──────── Records provided ────────

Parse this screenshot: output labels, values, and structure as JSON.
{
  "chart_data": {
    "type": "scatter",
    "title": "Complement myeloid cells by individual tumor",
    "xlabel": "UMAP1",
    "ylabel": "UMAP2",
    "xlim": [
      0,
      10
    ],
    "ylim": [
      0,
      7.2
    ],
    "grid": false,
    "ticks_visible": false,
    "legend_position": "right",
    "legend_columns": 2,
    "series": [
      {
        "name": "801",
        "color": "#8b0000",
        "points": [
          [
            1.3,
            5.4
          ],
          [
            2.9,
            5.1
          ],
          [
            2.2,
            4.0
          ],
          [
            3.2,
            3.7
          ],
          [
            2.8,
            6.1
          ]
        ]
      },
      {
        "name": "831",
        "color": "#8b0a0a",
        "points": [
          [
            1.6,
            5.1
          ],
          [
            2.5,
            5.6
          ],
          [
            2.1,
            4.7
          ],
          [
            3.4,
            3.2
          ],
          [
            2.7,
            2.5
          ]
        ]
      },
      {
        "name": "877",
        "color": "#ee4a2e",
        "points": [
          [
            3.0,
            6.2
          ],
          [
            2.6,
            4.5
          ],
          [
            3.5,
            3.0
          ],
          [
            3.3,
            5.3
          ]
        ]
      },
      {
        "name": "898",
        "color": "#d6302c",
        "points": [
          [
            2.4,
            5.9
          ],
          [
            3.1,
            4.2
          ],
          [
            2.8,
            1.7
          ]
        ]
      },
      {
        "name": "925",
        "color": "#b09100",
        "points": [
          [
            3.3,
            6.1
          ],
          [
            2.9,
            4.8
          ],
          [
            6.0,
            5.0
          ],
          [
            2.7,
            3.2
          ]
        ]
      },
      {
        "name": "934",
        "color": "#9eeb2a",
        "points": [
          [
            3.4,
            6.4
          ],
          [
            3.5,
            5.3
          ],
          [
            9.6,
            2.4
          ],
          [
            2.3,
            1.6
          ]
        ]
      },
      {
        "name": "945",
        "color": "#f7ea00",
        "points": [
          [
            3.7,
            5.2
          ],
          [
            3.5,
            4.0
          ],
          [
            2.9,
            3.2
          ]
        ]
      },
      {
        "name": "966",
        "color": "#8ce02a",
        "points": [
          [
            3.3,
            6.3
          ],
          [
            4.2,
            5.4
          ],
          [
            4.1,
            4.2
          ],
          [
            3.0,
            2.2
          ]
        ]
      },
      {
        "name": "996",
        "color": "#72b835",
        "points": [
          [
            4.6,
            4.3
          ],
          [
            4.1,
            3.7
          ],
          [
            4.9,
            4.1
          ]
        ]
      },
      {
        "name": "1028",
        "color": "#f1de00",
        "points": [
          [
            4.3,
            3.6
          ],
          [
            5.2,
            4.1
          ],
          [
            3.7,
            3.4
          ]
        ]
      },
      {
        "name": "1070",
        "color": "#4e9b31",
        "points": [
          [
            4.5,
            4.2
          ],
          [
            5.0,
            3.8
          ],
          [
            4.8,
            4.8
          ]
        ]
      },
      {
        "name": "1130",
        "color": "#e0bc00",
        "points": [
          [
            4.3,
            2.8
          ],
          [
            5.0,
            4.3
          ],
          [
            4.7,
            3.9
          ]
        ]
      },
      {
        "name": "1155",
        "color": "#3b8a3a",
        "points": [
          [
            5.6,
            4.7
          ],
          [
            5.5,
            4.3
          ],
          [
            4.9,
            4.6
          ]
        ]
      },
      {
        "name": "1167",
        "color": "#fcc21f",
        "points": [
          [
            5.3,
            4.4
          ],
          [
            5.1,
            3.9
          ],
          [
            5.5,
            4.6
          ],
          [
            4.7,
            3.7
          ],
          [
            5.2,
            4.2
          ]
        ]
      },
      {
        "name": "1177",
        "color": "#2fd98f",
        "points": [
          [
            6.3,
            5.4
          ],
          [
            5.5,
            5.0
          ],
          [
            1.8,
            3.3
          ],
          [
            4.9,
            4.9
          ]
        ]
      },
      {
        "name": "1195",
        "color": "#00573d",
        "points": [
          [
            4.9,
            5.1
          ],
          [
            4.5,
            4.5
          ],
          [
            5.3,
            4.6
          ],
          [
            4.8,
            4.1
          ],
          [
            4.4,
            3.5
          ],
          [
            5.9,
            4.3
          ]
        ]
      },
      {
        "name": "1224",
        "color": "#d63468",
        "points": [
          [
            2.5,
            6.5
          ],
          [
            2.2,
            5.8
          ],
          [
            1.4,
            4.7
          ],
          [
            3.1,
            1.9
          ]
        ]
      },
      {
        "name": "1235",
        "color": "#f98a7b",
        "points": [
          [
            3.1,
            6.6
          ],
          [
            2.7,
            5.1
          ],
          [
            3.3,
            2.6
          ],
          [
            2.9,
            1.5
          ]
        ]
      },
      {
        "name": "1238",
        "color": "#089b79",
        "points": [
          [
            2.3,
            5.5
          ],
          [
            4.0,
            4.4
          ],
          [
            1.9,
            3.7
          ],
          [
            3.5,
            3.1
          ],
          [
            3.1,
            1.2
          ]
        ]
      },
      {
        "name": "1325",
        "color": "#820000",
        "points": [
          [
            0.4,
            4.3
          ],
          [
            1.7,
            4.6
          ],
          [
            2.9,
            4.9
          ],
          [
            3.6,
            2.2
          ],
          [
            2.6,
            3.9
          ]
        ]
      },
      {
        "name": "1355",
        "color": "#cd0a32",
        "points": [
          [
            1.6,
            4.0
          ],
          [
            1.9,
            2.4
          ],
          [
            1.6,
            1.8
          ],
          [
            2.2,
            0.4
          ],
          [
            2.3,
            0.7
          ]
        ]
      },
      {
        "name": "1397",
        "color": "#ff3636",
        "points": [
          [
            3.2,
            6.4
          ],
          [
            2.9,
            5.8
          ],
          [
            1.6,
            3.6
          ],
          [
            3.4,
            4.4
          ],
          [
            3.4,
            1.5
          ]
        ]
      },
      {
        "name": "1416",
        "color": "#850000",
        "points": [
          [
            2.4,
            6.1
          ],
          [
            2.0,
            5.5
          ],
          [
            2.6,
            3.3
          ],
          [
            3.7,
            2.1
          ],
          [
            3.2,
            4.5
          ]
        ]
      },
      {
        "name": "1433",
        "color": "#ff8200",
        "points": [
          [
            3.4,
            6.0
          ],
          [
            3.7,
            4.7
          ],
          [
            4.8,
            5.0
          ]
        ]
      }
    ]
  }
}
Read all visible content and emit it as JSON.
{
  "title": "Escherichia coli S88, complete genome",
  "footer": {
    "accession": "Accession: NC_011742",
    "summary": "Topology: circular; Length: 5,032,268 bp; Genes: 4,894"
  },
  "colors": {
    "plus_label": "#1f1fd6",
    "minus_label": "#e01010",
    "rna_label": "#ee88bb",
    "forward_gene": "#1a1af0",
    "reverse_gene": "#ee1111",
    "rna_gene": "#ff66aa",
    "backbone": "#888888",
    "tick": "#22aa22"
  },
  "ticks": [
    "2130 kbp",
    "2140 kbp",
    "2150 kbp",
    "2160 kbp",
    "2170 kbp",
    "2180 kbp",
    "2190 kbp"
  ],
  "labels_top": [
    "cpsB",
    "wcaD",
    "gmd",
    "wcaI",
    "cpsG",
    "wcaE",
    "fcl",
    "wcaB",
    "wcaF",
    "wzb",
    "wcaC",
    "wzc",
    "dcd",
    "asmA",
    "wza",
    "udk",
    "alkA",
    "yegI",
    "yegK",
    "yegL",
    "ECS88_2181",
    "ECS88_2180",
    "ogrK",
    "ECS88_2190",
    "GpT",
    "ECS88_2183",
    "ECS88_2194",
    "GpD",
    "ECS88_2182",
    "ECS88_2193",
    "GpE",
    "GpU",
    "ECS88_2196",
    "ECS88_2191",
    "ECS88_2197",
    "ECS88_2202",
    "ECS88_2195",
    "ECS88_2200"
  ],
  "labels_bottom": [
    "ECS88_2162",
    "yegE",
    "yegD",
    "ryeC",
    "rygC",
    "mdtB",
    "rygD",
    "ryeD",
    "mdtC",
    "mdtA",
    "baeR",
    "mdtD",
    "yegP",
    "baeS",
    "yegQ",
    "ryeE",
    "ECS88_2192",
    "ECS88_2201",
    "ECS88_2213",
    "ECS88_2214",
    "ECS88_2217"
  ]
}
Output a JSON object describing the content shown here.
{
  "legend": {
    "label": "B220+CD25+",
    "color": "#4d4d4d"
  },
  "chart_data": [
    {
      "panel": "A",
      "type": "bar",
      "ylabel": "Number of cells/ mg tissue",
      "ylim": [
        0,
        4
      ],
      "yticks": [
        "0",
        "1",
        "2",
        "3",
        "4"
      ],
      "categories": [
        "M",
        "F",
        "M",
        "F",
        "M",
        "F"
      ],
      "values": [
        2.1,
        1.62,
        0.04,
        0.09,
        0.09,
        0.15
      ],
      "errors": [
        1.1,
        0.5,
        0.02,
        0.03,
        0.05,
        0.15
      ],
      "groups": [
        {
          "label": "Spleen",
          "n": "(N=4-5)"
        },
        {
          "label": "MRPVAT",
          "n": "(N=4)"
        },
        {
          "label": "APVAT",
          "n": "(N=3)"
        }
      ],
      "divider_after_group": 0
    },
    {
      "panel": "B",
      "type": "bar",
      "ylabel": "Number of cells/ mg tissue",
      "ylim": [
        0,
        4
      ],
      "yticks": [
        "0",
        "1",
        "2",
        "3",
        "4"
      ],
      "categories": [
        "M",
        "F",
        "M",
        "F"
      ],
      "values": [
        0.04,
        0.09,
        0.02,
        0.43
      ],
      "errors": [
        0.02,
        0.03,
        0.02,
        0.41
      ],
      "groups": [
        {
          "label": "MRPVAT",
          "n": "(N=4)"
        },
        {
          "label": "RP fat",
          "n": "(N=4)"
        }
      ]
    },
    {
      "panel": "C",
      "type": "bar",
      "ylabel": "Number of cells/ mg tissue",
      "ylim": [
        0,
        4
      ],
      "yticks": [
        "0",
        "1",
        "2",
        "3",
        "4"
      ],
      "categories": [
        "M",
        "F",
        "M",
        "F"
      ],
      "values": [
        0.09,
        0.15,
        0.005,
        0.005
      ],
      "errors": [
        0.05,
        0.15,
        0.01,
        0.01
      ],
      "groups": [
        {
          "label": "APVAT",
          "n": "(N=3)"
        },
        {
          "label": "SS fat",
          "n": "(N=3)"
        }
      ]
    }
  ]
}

────────

▶ **What you have to do**: Provide only the count of lines within the entries above that include the string "content".

▶ **Solution**: 2